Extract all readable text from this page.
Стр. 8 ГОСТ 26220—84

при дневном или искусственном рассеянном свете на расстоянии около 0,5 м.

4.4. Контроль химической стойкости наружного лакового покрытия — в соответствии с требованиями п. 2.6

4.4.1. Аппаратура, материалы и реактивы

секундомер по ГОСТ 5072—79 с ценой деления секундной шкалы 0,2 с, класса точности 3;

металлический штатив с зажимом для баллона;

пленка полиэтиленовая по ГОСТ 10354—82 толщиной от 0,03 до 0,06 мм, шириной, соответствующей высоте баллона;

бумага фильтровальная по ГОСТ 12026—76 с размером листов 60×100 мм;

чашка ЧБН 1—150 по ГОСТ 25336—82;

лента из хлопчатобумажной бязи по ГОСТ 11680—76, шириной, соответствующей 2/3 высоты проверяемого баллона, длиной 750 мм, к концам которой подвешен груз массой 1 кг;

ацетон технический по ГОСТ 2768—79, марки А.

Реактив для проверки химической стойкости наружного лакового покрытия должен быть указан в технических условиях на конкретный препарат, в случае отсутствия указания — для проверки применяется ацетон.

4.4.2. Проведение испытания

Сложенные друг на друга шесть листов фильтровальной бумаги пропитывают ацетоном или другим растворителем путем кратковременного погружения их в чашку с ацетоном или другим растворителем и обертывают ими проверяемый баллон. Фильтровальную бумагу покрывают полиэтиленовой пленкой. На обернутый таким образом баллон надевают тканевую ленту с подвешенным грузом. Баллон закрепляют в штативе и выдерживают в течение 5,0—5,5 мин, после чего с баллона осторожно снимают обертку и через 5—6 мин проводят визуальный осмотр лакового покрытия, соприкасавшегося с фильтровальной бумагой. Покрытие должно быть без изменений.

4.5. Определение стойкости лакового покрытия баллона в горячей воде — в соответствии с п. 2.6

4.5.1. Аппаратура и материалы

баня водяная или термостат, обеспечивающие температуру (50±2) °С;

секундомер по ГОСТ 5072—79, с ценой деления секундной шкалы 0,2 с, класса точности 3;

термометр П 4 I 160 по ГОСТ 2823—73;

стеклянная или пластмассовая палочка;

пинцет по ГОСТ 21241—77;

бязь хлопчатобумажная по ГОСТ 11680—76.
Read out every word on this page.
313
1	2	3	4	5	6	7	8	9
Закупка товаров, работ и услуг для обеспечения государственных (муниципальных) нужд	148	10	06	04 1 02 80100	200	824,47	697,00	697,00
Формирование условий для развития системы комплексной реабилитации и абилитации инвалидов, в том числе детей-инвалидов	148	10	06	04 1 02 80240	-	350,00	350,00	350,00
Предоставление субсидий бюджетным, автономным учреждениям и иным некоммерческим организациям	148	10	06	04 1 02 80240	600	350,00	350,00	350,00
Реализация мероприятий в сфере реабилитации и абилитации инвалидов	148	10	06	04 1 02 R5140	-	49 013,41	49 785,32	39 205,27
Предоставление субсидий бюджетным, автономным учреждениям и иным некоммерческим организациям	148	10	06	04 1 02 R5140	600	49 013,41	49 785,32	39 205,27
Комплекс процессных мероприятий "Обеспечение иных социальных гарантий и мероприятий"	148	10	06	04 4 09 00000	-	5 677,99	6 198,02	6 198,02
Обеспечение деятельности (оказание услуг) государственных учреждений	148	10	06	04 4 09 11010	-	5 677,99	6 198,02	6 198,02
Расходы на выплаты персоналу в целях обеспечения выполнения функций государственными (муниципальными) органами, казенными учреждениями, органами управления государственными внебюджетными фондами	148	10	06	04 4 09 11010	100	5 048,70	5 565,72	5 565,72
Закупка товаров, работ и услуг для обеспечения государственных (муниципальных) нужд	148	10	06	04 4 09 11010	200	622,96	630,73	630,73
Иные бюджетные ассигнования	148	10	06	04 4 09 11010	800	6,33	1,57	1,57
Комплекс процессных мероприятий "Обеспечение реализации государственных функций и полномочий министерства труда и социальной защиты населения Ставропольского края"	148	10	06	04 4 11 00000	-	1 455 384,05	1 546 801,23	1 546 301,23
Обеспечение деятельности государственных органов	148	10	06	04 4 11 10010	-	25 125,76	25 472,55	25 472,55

------------------------------------------------

--- Exercise details ---
Repeat the data above, word for word.

--- Response to this task ---
Extract all readable text from this page.
Стр. 8 ГОСТ 26220—84

при дневном или искусственном рассеянном свете на расстоянии около 0,5 м.

4.4. Контроль химической стойкости наружного лакового покрытия — в соответствии с требованиями п. 2.6

4.4.1. Аппаратура, материалы и реактивы

секундомер по ГОСТ 5072—79 с ценой деления секундной шкалы 0,2 с, класса точности 3;

металлический штатив с зажимом для баллона;

пленка полиэтиленовая по ГОСТ 10354—82 толщиной от 0,03 до 0,06 мм, шириной, соответствующей высоте баллона;

бумага фильтровальная по ГОСТ 12026—76 с размером листов 60×100 мм;

чашка ЧБН 1—150 по ГОСТ 25336—82;

лента из хлопчатобумажной бязи по ГОСТ 11680—76, шириной, соответствующей 2/3 высоты проверяемого баллона, длиной 750 мм, к концам которой подвешен груз массой 1 кг;

ацетон технический по ГОСТ 2768—79, марки А.

Реактив для проверки химической стойкости наружного лакового покрытия должен быть указан в технических условиях на конкретный препарат, в случае отсутствия указания — для проверки применяется ацетон.

4.4.2. Проведение испытания

Сложенные друг на друга шесть листов фильтровальной бумаги пропитывают ацетоном или другим растворителем путем кратковременного погружения их в чашку с ацетоном или другим растворителем и обертывают ими проверяемый баллон. Фильтровальную бумагу покрывают полиэтиленовой пленкой. На обернутый таким образом баллон надевают тканевую ленту с подвешенным грузом. Баллон закрепляют в штативе и выдерживают в течение 5,0—5,5 мин, после чего с баллона осторожно снимают обертку и через 5—6 мин проводят визуальный осмотр лакового покрытия, соприкасавшегося с фильтровальной бумагой. Покрытие должно быть без изменений.

4.5. Определение стойкости лакового покрытия баллона в горячей воде — в соответствии с п. 2.6

4.5.1. Аппаратура и материалы

баня водяная или термостат, обеспечивающие температуру (50±2) °С;

секундомер по ГОСТ 5072—79, с ценой деления секундной шкалы 0,2 с, класса точности 3;

термометр П 4 I 160 по ГОСТ 2823—73;

стеклянная или пластмассовая палочка;

пинцет по ГОСТ 21241—77;

бязь хлопчатобумажная по ГОСТ 11680—76.
Read out every word on this page.
313
1	2	3	4	5	6	7	8	9
Закупка товаров, работ и услуг для обеспечения государственных (муниципальных) нужд	148	10	06	04 1 02 80100	200	824,47	697,00	697,00
Формирование условий для развития системы комплексной реабилитации и абилитации инвалидов, в том числе детей-инвалидов	148	10	06	04 1 02 80240	-	350,00	350,00	350,00
Предоставление субсидий бюджетным, автономным учреждениям и иным некоммерческим организациям	148	10	06	04 1 02 80240	600	350,00	350,00	350,00
Реализация мероприятий в сфере реабилитации и абилитации инвалидов	148	10	06	04 1 02 R5140	-	49 013,41	49 785,32	39 205,27
Предоставление субсидий бюджетным, автономным учреждениям и иным некоммерческим организациям	148	10	06	04 1 02 R5140	600	49 013,41	49 785,32	39 205,27
Комплекс процессных мероприятий "Обеспечение иных социальных гарантий и мероприятий"	148	10	06	04 4 09 00000	-	5 677,99	6 198,02	6 198,02
Обеспечение деятельности (оказание услуг) государственных учреждений	148	10	06	04 4 09 11010	-	5 677,99	6 198,02	6 198,02
Расходы на выплаты персоналу в целях обеспечения выполнения функций государственными (муниципальными) органами, казенными учреждениями, органами управления государственными внебюджетными фондами	148	10	06	04 4 09 11010	100	5 048,70	5 565,72	5 565,72
Закупка товаров, работ и услуг для обеспечения государственных (муниципальных) нужд	148	10	06	04 4 09 11010	200	622,96	630,73	630,73
Иные бюджетные ассигнования	148	10	06	04 4 09 11010	800	6,33	1,57	1,57
Комплекс процессных мероприятий "Обеспечение реализации государственных функций и полномочий министерства труда и социальной защиты населения Ставропольского края"	148	10	06	04 4 11 00000	-	1 455 384,05	1 546 801,23	1 546 301,23
Обеспечение деятельности государственных органов	148	10	06	04 4 11 10010	-	25 125,76	25 472,55	25 472,55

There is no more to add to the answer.